● **DATA SECTION**

** begin **

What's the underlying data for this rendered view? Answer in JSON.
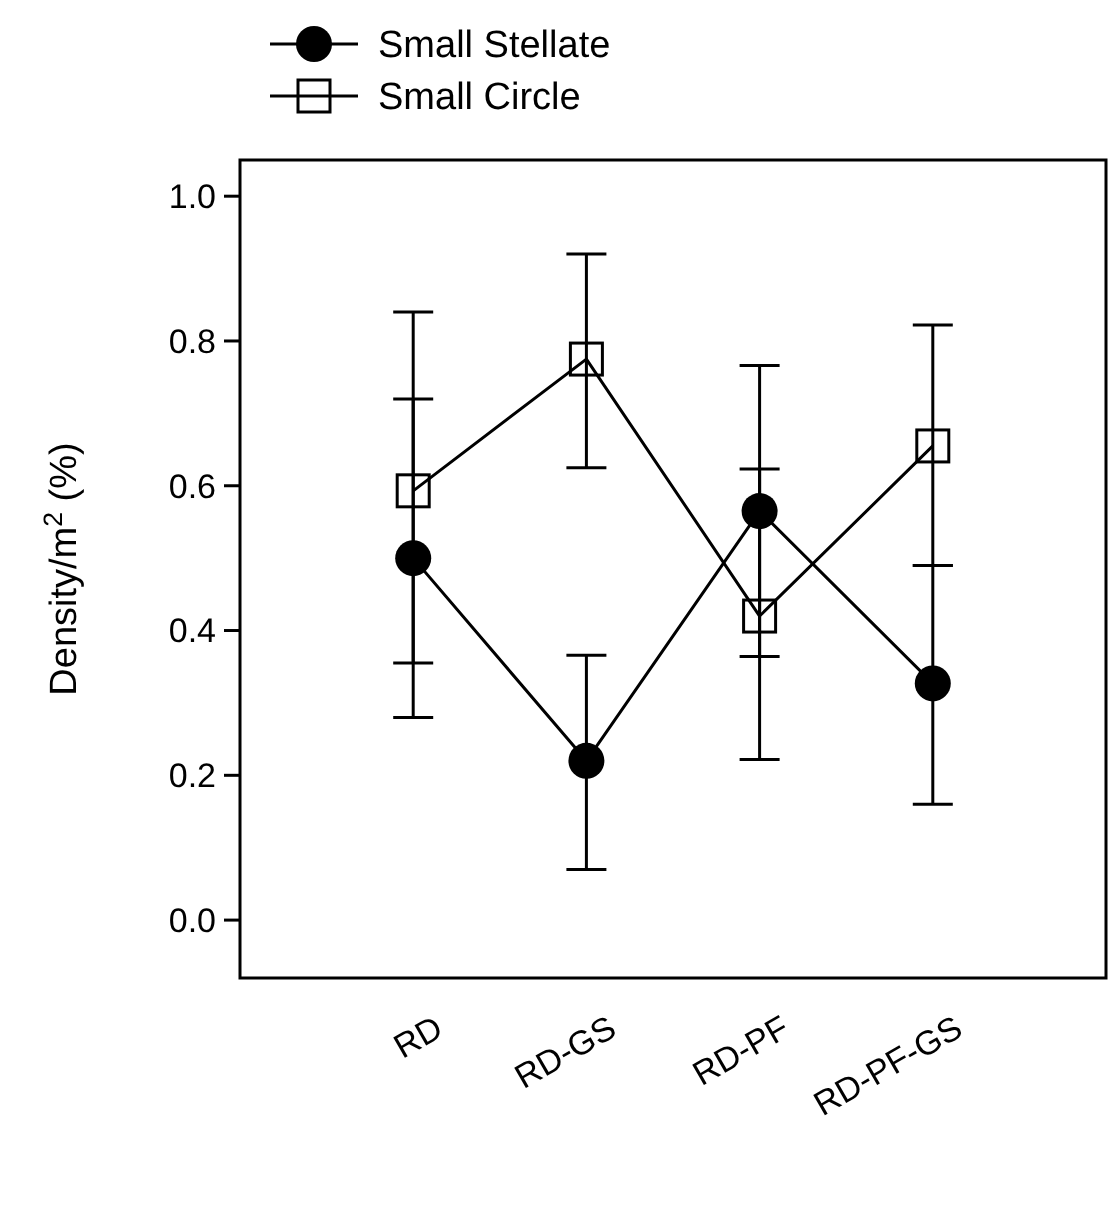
{
  "chart_data": {
    "type": "line",
    "ylabel": "Density/m$^{2}$ (%)",
    "categories": [
      "RD",
      "RD-GS",
      "RD-PF",
      "RD-PF-GS"
    ],
    "series": [
      {
        "name": "Small Stellate",
        "color": "#000000",
        "marker": "circle",
        "values": [
          0.5,
          0.22,
          0.565,
          0.327
        ],
        "errors": [
          [
            0.28,
            0.72
          ],
          [
            0.07,
            0.366
          ],
          [
            0.364,
            0.766
          ],
          [
            0.16,
            0.49
          ]
        ]
      },
      {
        "name": "Small Circle",
        "color": "#000000",
        "marker": "square",
        "values": [
          0.593,
          0.775,
          0.42,
          0.655
        ],
        "errors": [
          [
            0.355,
            0.84
          ],
          [
            0.625,
            0.92
          ],
          [
            0.222,
            0.623
          ],
          [
            0.49,
            0.822
          ]
        ]
      }
    ],
    "ylim": [
      -0.08,
      1.05
    ],
    "yticks": [
      {
        "value": 0,
        "label": "0.0"
      },
      0.2,
      0.4,
      0.6,
      0.8,
      {
        "value": 1,
        "label": "1.0"
      }
    ],
    "grid": false,
    "legend": "top left",
    "line_style": "solid"
  }
}
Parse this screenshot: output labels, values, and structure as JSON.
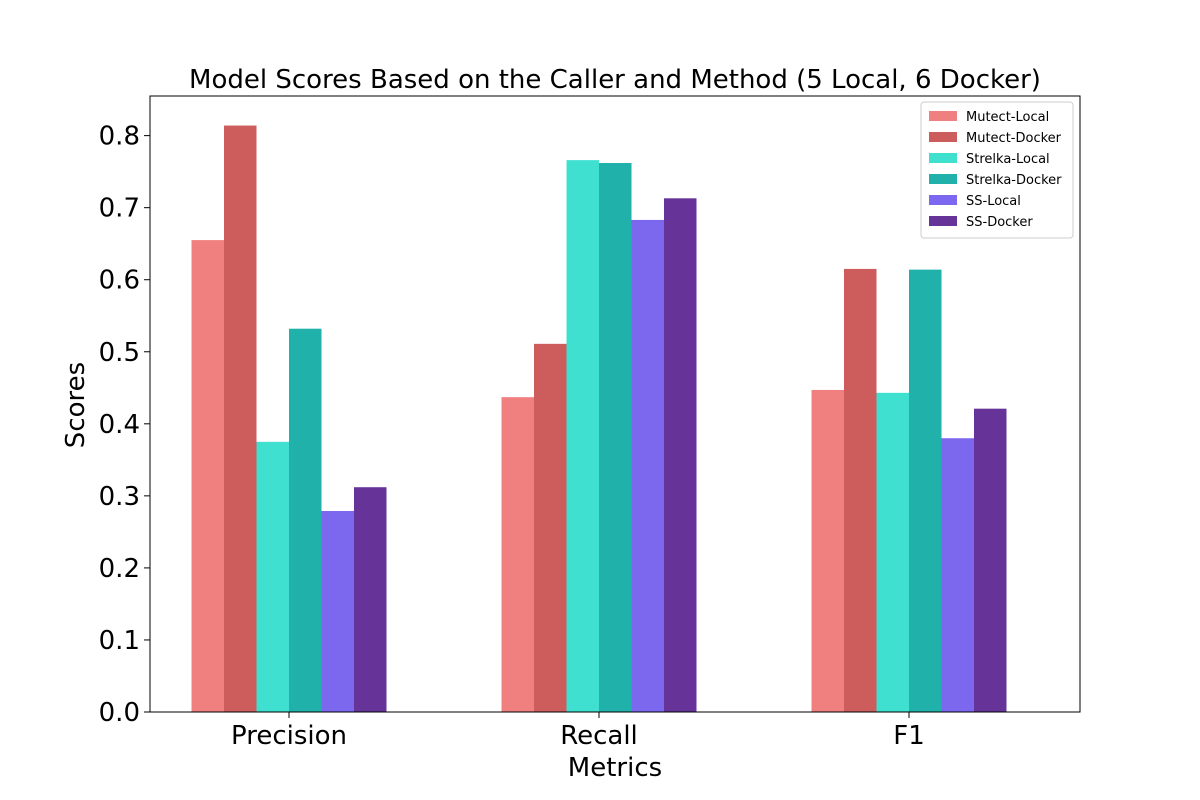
{
  "chart_data": {
    "type": "bar",
    "title": "Model Scores Based on the Caller and Method (5 Local, 6 Docker)",
    "xlabel": "Metrics",
    "ylabel": "Scores",
    "categories": [
      "Precision",
      "Recall",
      "F1"
    ],
    "ylim": [
      0,
      0.855
    ],
    "yticks": [
      "0.0",
      "0.1",
      "0.2",
      "0.3",
      "0.4",
      "0.5",
      "0.6",
      "0.7",
      "0.8"
    ],
    "grid": false,
    "legend_position": "top-right",
    "series": [
      {
        "name": "Mutect-Local",
        "color": "#f08080",
        "values": [
          0.655,
          0.437,
          0.447
        ]
      },
      {
        "name": "Mutect-Docker",
        "color": "#cd5c5c",
        "values": [
          0.814,
          0.511,
          0.615
        ]
      },
      {
        "name": "Strelka-Local",
        "color": "#40e0d0",
        "values": [
          0.375,
          0.766,
          0.443
        ]
      },
      {
        "name": "Strelka-Docker",
        "color": "#20b2aa",
        "values": [
          0.532,
          0.762,
          0.614
        ]
      },
      {
        "name": "SS-Local",
        "color": "#7b68ee",
        "values": [
          0.279,
          0.683,
          0.38
        ]
      },
      {
        "name": "SS-Docker",
        "color": "#663399",
        "values": [
          0.312,
          0.713,
          0.421
        ]
      }
    ]
  }
}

** end **

● **YOUR GOAL**
Reproduce every entry exactly, but omit each picture.

● **RESPONSE**
What's the underlying data for this rendered view? Answer in JSON.
{
  "chart_data": {
    "type": "line",
    "ylabel": "Density/m$^{2}$ (%)",
    "categories": [
      "RD",
      "RD-GS",
      "RD-PF",
      "RD-PF-GS"
    ],
    "series": [
      {
        "name": "Small Stellate",
        "color": "#000000",
        "marker": "circle",
        "values": [
          0.5,
          0.22,
          0.565,
          0.327
        ],
        "errors": [
          [
            0.28,
            0.72
          ],
          [
            0.07,
            0.366
          ],
          [
            0.364,
            0.766
          ],
          [
            0.16,
            0.49
          ]
        ]
      },
      {
        "name": "Small Circle",
        "color": "#000000",
        "marker": "square",
        "values": [
          0.593,
          0.775,
          0.42,
          0.655
        ],
        "errors": [
          [
            0.355,
            0.84
          ],
          [
            0.625,
            0.92
          ],
          [
            0.222,
            0.623
          ],
          [
            0.49,
            0.822
          ]
        ]
      }
    ],
    "ylim": [
      -0.08,
      1.05
    ],
    "yticks": [
      {
        "value": 0,
        "label": "0.0"
      },
      0.2,
      0.4,
      0.6,
      0.8,
      {
        "value": 1,
        "label": "1.0"
      }
    ],
    "grid": false,
    "legend": "top left",
    "line_style": "solid"
  }
}
Parse this screenshot: output labels, values, and structure as JSON.
{
  "chart_data": {
    "type": "bar",
    "title": "Model Scores Based on the Caller and Method (5 Local, 6 Docker)",
    "xlabel": "Metrics",
    "ylabel": "Scores",
    "categories": [
      "Precision",
      "Recall",
      "F1"
    ],
    "ylim": [
      0,
      0.855
    ],
    "yticks": [
      "0.0",
      "0.1",
      "0.2",
      "0.3",
      "0.4",
      "0.5",
      "0.6",
      "0.7",
      "0.8"
    ],
    "grid": false,
    "legend_position": "top-right",
    "series": [
      {
        "name": "Mutect-Local",
        "color": "#f08080",
        "values": [
          0.655,
          0.437,
          0.447
        ]
      },
      {
        "name": "Mutect-Docker",
        "color": "#cd5c5c",
        "values": [
          0.814,
          0.511,
          0.615
        ]
      },
      {
        "name": "Strelka-Local",
        "color": "#40e0d0",
        "values": [
          0.375,
          0.766,
          0.443
        ]
      },
      {
        "name": "Strelka-Docker",
        "color": "#20b2aa",
        "values": [
          0.532,
          0.762,
          0.614
        ]
      },
      {
        "name": "SS-Local",
        "color": "#7b68ee",
        "values": [
          0.279,
          0.683,
          0.38
        ]
      },
      {
        "name": "SS-Docker",
        "color": "#663399",
        "values": [
          0.312,
          0.713,
          0.421
        ]
      }
    ]
  }
}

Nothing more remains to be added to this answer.